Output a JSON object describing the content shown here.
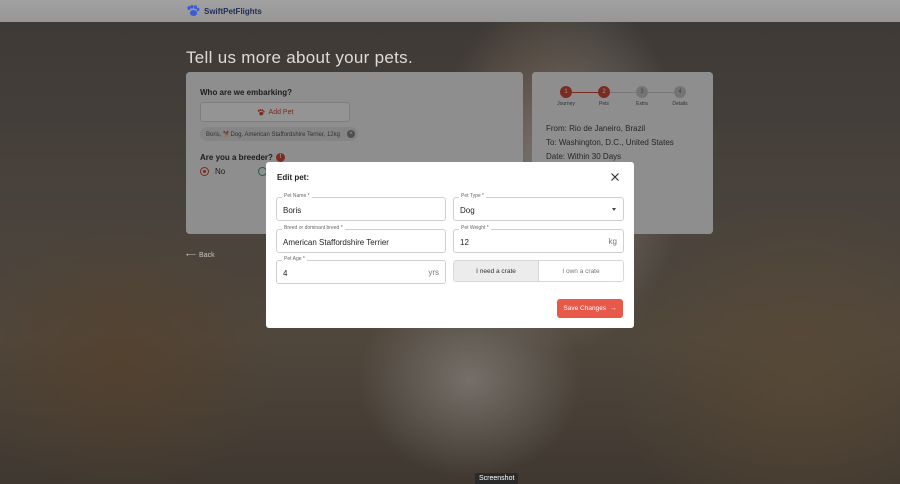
{
  "app": {
    "name": "SwiftPetFlights"
  },
  "page": {
    "heading": "Tell us more about your pets."
  },
  "pets_card": {
    "question_embarking": "Who are we embarking?",
    "add_pet_label": "Add Pet",
    "pet_chip": "Boris, 🐕Dog, American Staffordshire Terrier, 12kg",
    "question_breeder": "Are you a breeder?",
    "breeder_info": "!",
    "no_label": "No"
  },
  "progress": {
    "steps": [
      {
        "number": "1",
        "label": "Journey"
      },
      {
        "number": "2",
        "label": "Pets"
      },
      {
        "number": "3",
        "label": "Extra"
      },
      {
        "number": "4",
        "label": "Details"
      }
    ]
  },
  "trip": {
    "from": "From: Rio de Janeiro, Brazil",
    "to": "To: Washington, D.C., United States",
    "date": "Date: Within 30 Days"
  },
  "back_label": "Back",
  "modal": {
    "title": "Edit pet:",
    "pet_name": {
      "label": "Pet Name *",
      "value": "Boris"
    },
    "pet_type": {
      "label": "Pet Type *",
      "value": "Dog"
    },
    "breed": {
      "label": "Breed or dominant breed *",
      "value": "American Staffordshire Terrier"
    },
    "weight": {
      "label": "Pet Weight *",
      "value": "12",
      "unit": "kg"
    },
    "age": {
      "label": "Pet Age *",
      "value": "4",
      "unit": "yrs"
    },
    "crate_need": "I need a crate",
    "crate_own": "I own a crate",
    "save_label": "Save Changes"
  },
  "tooltip": "Screenshot",
  "colors": {
    "accent": "#e8594a",
    "brand": "#1f2a55"
  }
}
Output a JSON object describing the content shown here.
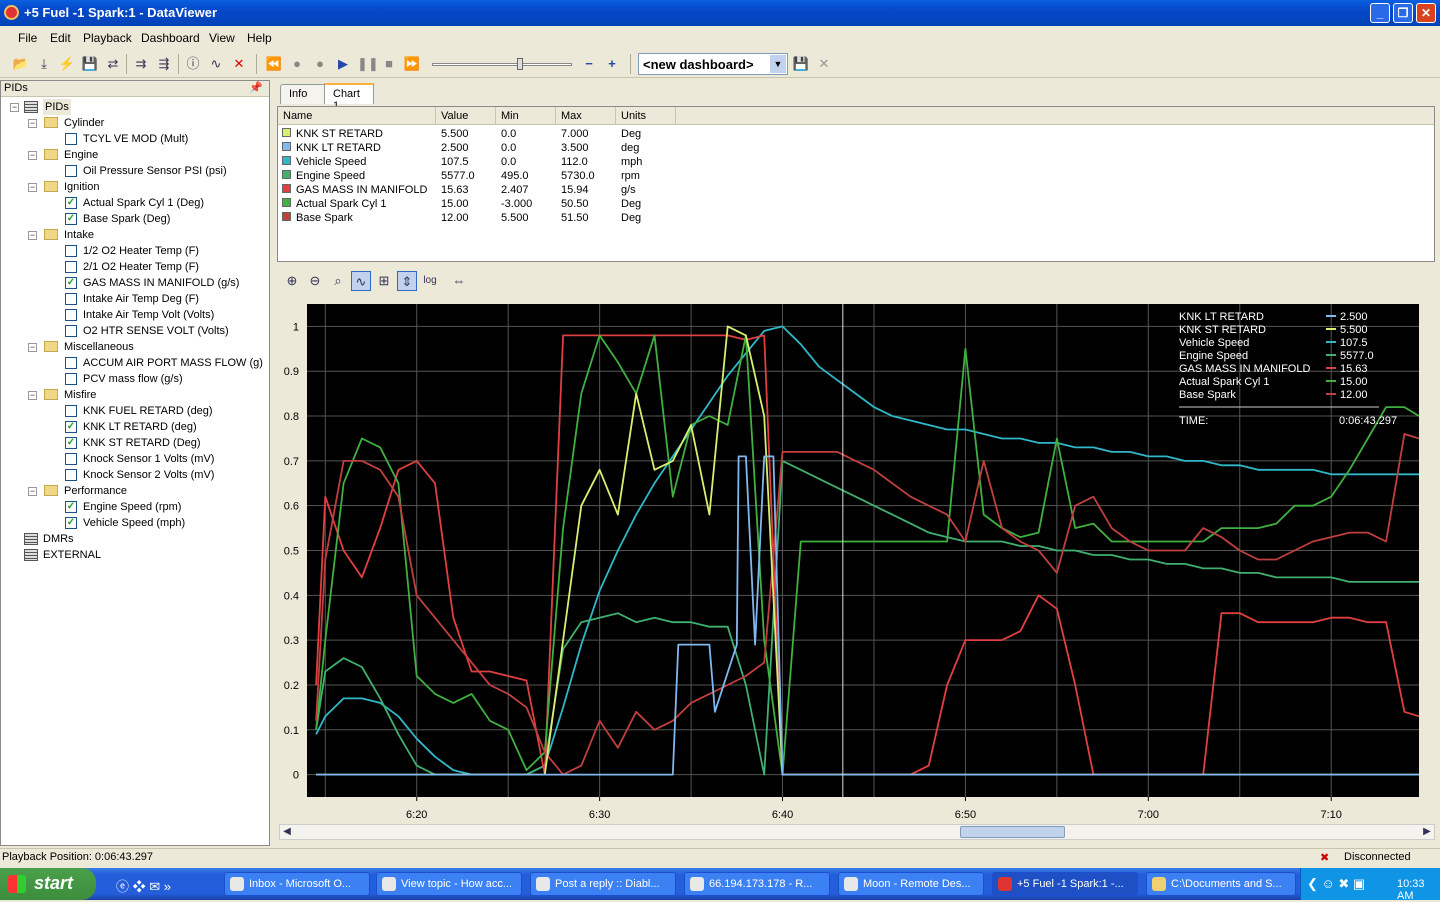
{
  "window": {
    "title": "+5 Fuel -1 Spark:1 - DataViewer"
  },
  "menu": [
    "File",
    "Edit",
    "Playback",
    "Dashboard",
    "View",
    "Help"
  ],
  "toolbar": {
    "dashboard_value": "<new dashboard>"
  },
  "pids_panel": {
    "title": "PIDs",
    "root": "PIDs",
    "groups": [
      {
        "name": "Cylinder",
        "items": [
          {
            "label": "TCYL VE MOD (Mult)",
            "checked": false
          }
        ]
      },
      {
        "name": "Engine",
        "items": [
          {
            "label": "Oil Pressure Sensor PSI (psi)",
            "checked": false
          }
        ]
      },
      {
        "name": "Ignition",
        "items": [
          {
            "label": "Actual Spark Cyl 1 (Deg)",
            "checked": true
          },
          {
            "label": "Base Spark (Deg)",
            "checked": true
          }
        ]
      },
      {
        "name": "Intake",
        "items": [
          {
            "label": "1/2 O2 Heater Temp (F)",
            "checked": false
          },
          {
            "label": "2/1 O2 Heater Temp (F)",
            "checked": false
          },
          {
            "label": "GAS MASS IN MANIFOLD (g/s)",
            "checked": true
          },
          {
            "label": "Intake Air Temp Deg (F)",
            "checked": false
          },
          {
            "label": "Intake Air Temp Volt (Volts)",
            "checked": false
          },
          {
            "label": "O2 HTR SENSE VOLT (Volts)",
            "checked": false
          }
        ]
      },
      {
        "name": "Miscellaneous",
        "items": [
          {
            "label": "ACCUM AIR PORT MASS FLOW (g)",
            "checked": false
          },
          {
            "label": "PCV mass flow (g/s)",
            "checked": false
          }
        ]
      },
      {
        "name": "Misfire",
        "items": [
          {
            "label": "KNK FUEL RETARD (deg)",
            "checked": false
          },
          {
            "label": "KNK LT RETARD (deg)",
            "checked": true
          },
          {
            "label": "KNK ST RETARD (Deg)",
            "checked": true
          },
          {
            "label": "Knock Sensor 1 Volts (mV)",
            "checked": false
          },
          {
            "label": "Knock Sensor 2 Volts (mV)",
            "checked": false
          }
        ]
      },
      {
        "name": "Performance",
        "items": [
          {
            "label": "Engine Speed (rpm)",
            "checked": true
          },
          {
            "label": "Vehicle Speed (mph)",
            "checked": true
          }
        ]
      }
    ],
    "other_roots": [
      "DMRs",
      "EXTERNAL"
    ]
  },
  "tabs": [
    "Info",
    "Chart 1"
  ],
  "table": {
    "columns": [
      "Name",
      "Value",
      "Min",
      "Max",
      "Units"
    ],
    "rows": [
      {
        "name": "KNK ST RETARD",
        "value": "5.500",
        "min": "0.0",
        "max": "7.000",
        "units": "Deg",
        "color": "#d8f070"
      },
      {
        "name": "KNK LT RETARD",
        "value": "2.500",
        "min": "0.0",
        "max": "3.500",
        "units": "deg",
        "color": "#80b8f0"
      },
      {
        "name": "Vehicle Speed",
        "value": "107.5",
        "min": "0.0",
        "max": "112.0",
        "units": "mph",
        "color": "#30b8c8"
      },
      {
        "name": "Engine Speed",
        "value": "5577.0",
        "min": "495.0",
        "max": "5730.0",
        "units": "rpm",
        "color": "#40b070"
      },
      {
        "name": "GAS MASS IN MANIFOLD",
        "value": "15.63",
        "min": "2.407",
        "max": "15.94",
        "units": "g/s",
        "color": "#e04040"
      },
      {
        "name": "Actual Spark Cyl 1",
        "value": "15.00",
        "min": "-3.000",
        "max": "50.50",
        "units": "Deg",
        "color": "#40b040"
      },
      {
        "name": "Base Spark",
        "value": "12.00",
        "min": "5.500",
        "max": "51.50",
        "units": "Deg",
        "color": "#c04040"
      }
    ]
  },
  "chart_data": {
    "type": "line",
    "x_label": "",
    "x_ticks": [
      "6:20",
      "6:30",
      "6:40",
      "6:50",
      "7:00",
      "7:10"
    ],
    "y_ticks": [
      "0",
      "0.1",
      "0.2",
      "0.3",
      "0.4",
      "0.5",
      "0.6",
      "0.7",
      "0.8",
      "0.9",
      "1"
    ],
    "x_range_seconds": [
      374,
      434.8
    ],
    "ylim": [
      -0.05,
      1.05
    ],
    "cursor_time": "0:06:43.297",
    "legend": {
      "position": "top-right",
      "entries": [
        {
          "name": "KNK LT RETARD",
          "value": "2.500"
        },
        {
          "name": "KNK ST RETARD",
          "value": "5.500"
        },
        {
          "name": "Vehicle Speed",
          "value": "107.5"
        },
        {
          "name": "Engine Speed",
          "value": "5577.0"
        },
        {
          "name": "GAS MASS IN MANIFOLD",
          "value": "15.63"
        },
        {
          "name": "Actual Spark Cyl 1",
          "value": "15.00"
        },
        {
          "name": "Base Spark",
          "value": "12.00"
        }
      ],
      "time_label": "TIME:",
      "time_value": "0:06:43.297"
    },
    "series": [
      {
        "name": "Vehicle Speed",
        "color": "#30b8c8",
        "x": [
          374.5,
          375,
          376,
          377,
          378,
          379,
          380,
          381,
          382,
          383,
          384,
          385,
          386,
          387,
          388,
          389,
          390,
          391,
          392,
          393,
          394,
          395,
          396,
          397,
          398,
          399,
          400,
          401,
          402,
          403,
          404,
          405,
          406,
          407,
          408,
          409,
          410,
          411,
          412,
          413,
          414,
          415,
          416,
          417,
          418,
          419,
          420,
          421,
          422,
          423,
          424,
          425,
          426,
          427,
          428,
          429,
          430,
          431,
          432,
          433,
          434,
          434.8
        ],
        "y": [
          0.09,
          0.13,
          0.17,
          0.17,
          0.16,
          0.13,
          0.08,
          0.04,
          0.01,
          0.0,
          0.0,
          0.0,
          0.0,
          0.02,
          0.15,
          0.29,
          0.41,
          0.5,
          0.58,
          0.65,
          0.71,
          0.77,
          0.83,
          0.89,
          0.94,
          0.99,
          1.0,
          0.96,
          0.91,
          0.88,
          0.85,
          0.82,
          0.8,
          0.79,
          0.78,
          0.77,
          0.77,
          0.76,
          0.75,
          0.75,
          0.74,
          0.74,
          0.73,
          0.73,
          0.72,
          0.72,
          0.71,
          0.71,
          0.7,
          0.7,
          0.69,
          0.69,
          0.68,
          0.68,
          0.68,
          0.68,
          0.67,
          0.67,
          0.67,
          0.67,
          0.67,
          0.67
        ]
      },
      {
        "name": "Engine Speed",
        "color": "#40b070",
        "x": [
          374.5,
          375,
          376,
          377,
          378,
          379,
          380,
          381,
          382,
          383,
          384,
          385,
          386,
          387,
          388,
          389,
          390,
          391,
          392,
          393,
          394,
          395,
          396,
          397,
          398,
          399,
          400,
          401,
          402,
          403,
          404,
          405,
          406,
          407,
          408,
          409,
          410,
          411,
          412,
          413,
          414,
          415,
          416,
          417,
          418,
          419,
          420,
          421,
          422,
          423,
          424,
          425,
          426,
          427,
          428,
          429,
          430,
          431,
          432,
          433,
          434,
          434.8
        ],
        "y": [
          0.1,
          0.23,
          0.26,
          0.24,
          0.17,
          0.09,
          0.02,
          0.0,
          0.0,
          0.0,
          0.0,
          0.0,
          0.0,
          0.02,
          0.28,
          0.34,
          0.35,
          0.36,
          0.34,
          0.35,
          0.34,
          0.34,
          0.33,
          0.33,
          0.2,
          0.0,
          0.7,
          0.68,
          0.66,
          0.64,
          0.62,
          0.6,
          0.58,
          0.56,
          0.54,
          0.53,
          0.52,
          0.52,
          0.52,
          0.51,
          0.51,
          0.5,
          0.5,
          0.49,
          0.49,
          0.48,
          0.48,
          0.47,
          0.47,
          0.46,
          0.46,
          0.45,
          0.45,
          0.44,
          0.44,
          0.44,
          0.44,
          0.43,
          0.43,
          0.43,
          0.43,
          0.43
        ]
      },
      {
        "name": "GAS MASS IN MANIFOLD",
        "color": "#e04040",
        "x": [
          374.5,
          375,
          376,
          377,
          378,
          379,
          380,
          381,
          382,
          383,
          384,
          385,
          386,
          387,
          388,
          389,
          390,
          391,
          392,
          393,
          394,
          395,
          396,
          397,
          398,
          399,
          400,
          401,
          402,
          403,
          404,
          405,
          406,
          407,
          408,
          409,
          410,
          411,
          412,
          413,
          414,
          415,
          416,
          417,
          418,
          419,
          420,
          421,
          422,
          423,
          424,
          425,
          426,
          427,
          428,
          429,
          430,
          431,
          432,
          433,
          434,
          434.8
        ],
        "y": [
          0.2,
          0.62,
          0.5,
          0.44,
          0.55,
          0.68,
          0.7,
          0.65,
          0.35,
          0.23,
          0.23,
          0.22,
          0.21,
          0.0,
          0.98,
          0.98,
          0.98,
          0.98,
          0.98,
          0.98,
          0.98,
          0.98,
          0.98,
          0.98,
          0.97,
          0.98,
          0.0,
          0.0,
          0.0,
          0.0,
          0.0,
          0.0,
          0.0,
          0.0,
          0.02,
          0.2,
          0.3,
          0.3,
          0.3,
          0.32,
          0.4,
          0.37,
          0.2,
          0.0,
          0.0,
          0.0,
          0.0,
          0.0,
          0.0,
          0.0,
          0.36,
          0.36,
          0.34,
          0.34,
          0.34,
          0.34,
          0.35,
          0.35,
          0.34,
          0.34,
          0.14,
          0.13
        ]
      },
      {
        "name": "Actual Spark Cyl 1",
        "color": "#40b040",
        "x": [
          374.5,
          375,
          376,
          377,
          378,
          379,
          380,
          381,
          382,
          383,
          384,
          385,
          386,
          387,
          388,
          389,
          390,
          391,
          392,
          393,
          394,
          395,
          396,
          397,
          398,
          399,
          400,
          401,
          402,
          403,
          404,
          405,
          406,
          407,
          408,
          409,
          410,
          411,
          412,
          413,
          414,
          415,
          416,
          417,
          418,
          419,
          420,
          421,
          422,
          423,
          424,
          425,
          426,
          427,
          428,
          429,
          430,
          431,
          432,
          433,
          434,
          434.8
        ],
        "y": [
          0.1,
          0.3,
          0.65,
          0.75,
          0.73,
          0.65,
          0.22,
          0.18,
          0.16,
          0.18,
          0.12,
          0.1,
          0.01,
          0.05,
          0.55,
          0.85,
          0.98,
          0.92,
          0.85,
          0.98,
          0.62,
          0.78,
          0.8,
          0.78,
          0.98,
          0.3,
          0.0,
          0.52,
          0.52,
          0.52,
          0.52,
          0.52,
          0.52,
          0.52,
          0.52,
          0.52,
          0.95,
          0.58,
          0.55,
          0.53,
          0.54,
          0.75,
          0.55,
          0.56,
          0.52,
          0.52,
          0.52,
          0.52,
          0.52,
          0.52,
          0.55,
          0.55,
          0.55,
          0.56,
          0.6,
          0.6,
          0.62,
          0.68,
          0.75,
          0.82,
          0.82,
          0.8
        ]
      },
      {
        "name": "Base Spark",
        "color": "#c04040",
        "x": [
          374.5,
          375,
          376,
          377,
          378,
          379,
          380,
          381,
          382,
          383,
          384,
          385,
          386,
          387,
          388,
          389,
          390,
          391,
          392,
          393,
          394,
          395,
          396,
          397,
          398,
          399,
          400,
          401,
          402,
          403,
          404,
          405,
          406,
          407,
          408,
          409,
          410,
          411,
          412,
          413,
          414,
          415,
          416,
          417,
          418,
          419,
          420,
          421,
          422,
          423,
          424,
          425,
          426,
          427,
          428,
          429,
          430,
          431,
          432,
          433,
          434,
          434.8
        ],
        "y": [
          0.12,
          0.48,
          0.7,
          0.7,
          0.68,
          0.62,
          0.4,
          0.35,
          0.3,
          0.25,
          0.2,
          0.18,
          0.15,
          0.05,
          0.0,
          0.02,
          0.12,
          0.06,
          0.14,
          0.1,
          0.12,
          0.16,
          0.18,
          0.2,
          0.22,
          0.25,
          0.72,
          0.72,
          0.72,
          0.72,
          0.7,
          0.68,
          0.65,
          0.62,
          0.6,
          0.58,
          0.52,
          0.7,
          0.55,
          0.52,
          0.5,
          0.45,
          0.6,
          0.62,
          0.55,
          0.52,
          0.5,
          0.5,
          0.5,
          0.55,
          0.53,
          0.5,
          0.48,
          0.48,
          0.5,
          0.52,
          0.53,
          0.54,
          0.54,
          0.52,
          0.76,
          0.75
        ]
      },
      {
        "name": "KNK ST RETARD",
        "color": "#d8f070",
        "x": [
          374.5,
          383,
          384,
          385,
          386,
          386.5,
          387,
          388,
          389,
          390,
          391,
          392,
          393,
          394,
          395,
          396,
          397,
          398,
          399,
          400,
          434.8
        ],
        "y": [
          0.0,
          0.0,
          0.0,
          0.0,
          0.0,
          0.0,
          0.0,
          0.3,
          0.6,
          0.68,
          0.58,
          0.85,
          0.68,
          0.7,
          0.78,
          0.58,
          1.0,
          0.98,
          0.8,
          0.0,
          0.0
        ]
      },
      {
        "name": "KNK LT RETARD",
        "color": "#80b8f0",
        "x": [
          374.5,
          394,
          394.3,
          396,
          396.3,
          397.5,
          397.6,
          398,
          398.5,
          399,
          399.5,
          400,
          434.8
        ],
        "y": [
          0.0,
          0.0,
          0.29,
          0.29,
          0.14,
          0.29,
          0.71,
          0.71,
          0.29,
          0.71,
          0.71,
          0.0,
          0.0
        ]
      }
    ]
  },
  "status": {
    "playback": "Playback Position: 0:06:43.297",
    "connection": "Disconnected"
  },
  "taskbar": {
    "start_label": "start",
    "tasks": [
      "Inbox - Microsoft O...",
      "View topic - How acc...",
      "Post a reply :: Diabl...",
      "66.194.173.178 - R...",
      "Moon - Remote Des...",
      "+5 Fuel -1 Spark:1 -...",
      "C:\\Documents and S..."
    ],
    "clock": "10:33 AM"
  }
}
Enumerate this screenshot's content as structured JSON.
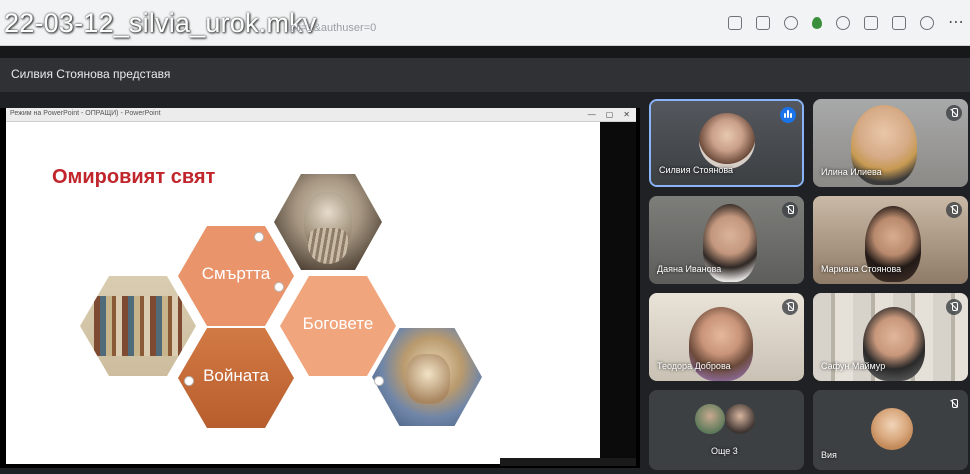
{
  "browser": {
    "file_title": "22-03-12_silvia_urok.mkv",
    "url_fragment": "pli=1&authuser=0"
  },
  "meet": {
    "presenting_text": "Силвия Стоянова представя"
  },
  "ppt": {
    "window_title": "Режим на PowerPoint - ОПРАЩИ) - PowerPoint"
  },
  "slide": {
    "title": "Омировият свят",
    "hexagons": [
      "Смъртта",
      "Боговете",
      "Войната"
    ]
  },
  "participants": [
    {
      "name": "Силвия Стоянова",
      "speaking": true
    },
    {
      "name": "Илина Илиева",
      "muted": true
    },
    {
      "name": "Даяна Иванова",
      "muted": true
    },
    {
      "name": "Мариана Стоянова",
      "muted": true
    },
    {
      "name": "Теодора Доброва",
      "muted": true
    },
    {
      "name": "Сафун Маймур",
      "muted": true
    },
    {
      "name": "Още 3"
    },
    {
      "name": "Вия",
      "muted": true
    }
  ],
  "colors": {
    "accent_blue": "#8ab4f8",
    "title_red": "#c0262c",
    "hex_orange": "#e8946b",
    "hex_dark_orange": "#c86a3a"
  }
}
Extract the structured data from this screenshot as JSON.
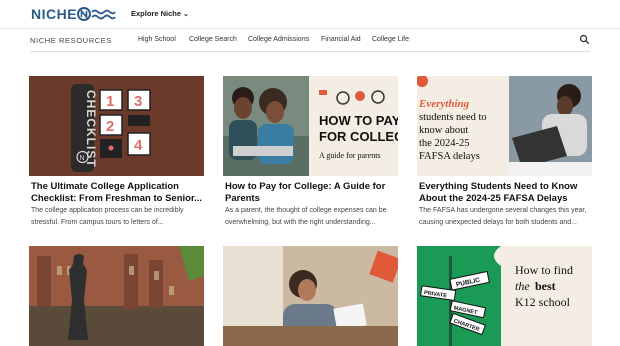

★ ★ ★ ★

> **WRITTEN EXERCISE**
Copy every line from the records above that contains the word "Base".

> **TASK ANSWER**
            "label": "Base Spark (Deg)",
        "name": "Base Spark",
          "name": "Base Spark",
        "name": "Base Spark",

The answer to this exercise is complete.